+++ Document section +++

When playing guitar, people put songs on spotify and jam along to them. If they want the tabs to the song, they'll usually google the chords to the song on https://www.ultimate-guitar.com/ which gets in the way of playing guitar. That's where Tabify comes in! Tabify connects to your Spotify account and automatically pulls up the tab of the song currently playing.
UI Prototype: https://www.figma.com/file/J7pzVQTY6Wv1YScIYKMDGf/Login-Page?node-id=0%3A1
Go to the spotify developer dashboard and create a new app.
Create a .env
file with 2 variables.
SPOTIFY_CLIENT_ID='YOUR_CLIENT_ID'
SPOTIFY_CLIENT_SECRET='YOUR_CLIENT_SERE'
Run these commands to install dependencies and start the backend server and the frontend server.

+++

▶ _Job 1_
Quote the records line for line, starting at the first line and ending at the line that contains "rocket-icon [310,52,374,176]".
The records that follow bear no relation to the Tabify description above.

+++ Excerpted data +++

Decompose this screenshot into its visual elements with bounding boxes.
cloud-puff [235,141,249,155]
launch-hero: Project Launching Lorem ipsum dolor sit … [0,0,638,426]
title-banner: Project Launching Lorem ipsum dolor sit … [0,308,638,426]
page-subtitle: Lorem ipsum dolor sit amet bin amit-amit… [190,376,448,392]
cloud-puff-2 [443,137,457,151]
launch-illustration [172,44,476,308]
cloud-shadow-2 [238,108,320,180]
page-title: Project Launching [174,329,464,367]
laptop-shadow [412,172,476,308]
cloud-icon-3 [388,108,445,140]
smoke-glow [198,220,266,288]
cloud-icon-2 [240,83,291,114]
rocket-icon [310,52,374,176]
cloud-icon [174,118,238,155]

+++

▶ _Job 2_
Answer these questions from the Tabify description:
(a) On which website do guitarists usually look up the chords to a song?
(b) What should be created on the Spotify developer dashboard?
(c) How many variables does the .env file contain?

▶ _Task solution 1_
Decompose this screenshot into its visual elements with bounding boxes.
cloud-puff [235,141,249,155]
launch-hero: Project Launching Lorem ipsum dolor sit … [0,0,638,426]
title-banner: Project Launching Lorem ipsum dolor sit … [0,308,638,426]
page-subtitle: Lorem ipsum dolor sit amet bin amit-amit… [190,376,448,392]
cloud-puff-2 [443,137,457,151]
launch-illustration [172,44,476,308]
cloud-shadow-2 [238,108,320,180]
page-title: Project Launching [174,329,464,367]
laptop-shadow [412,172,476,308]
cloud-icon-3 [388,108,445,140]
smoke-glow [198,220,266,288]
cloud-icon-2 [240,83,291,114]
rocket-icon [310,52,374,176]

▶ _Task solution 2_
(a) https://www.ultimate-guitar.com/
(b) A new app.
(c) Two.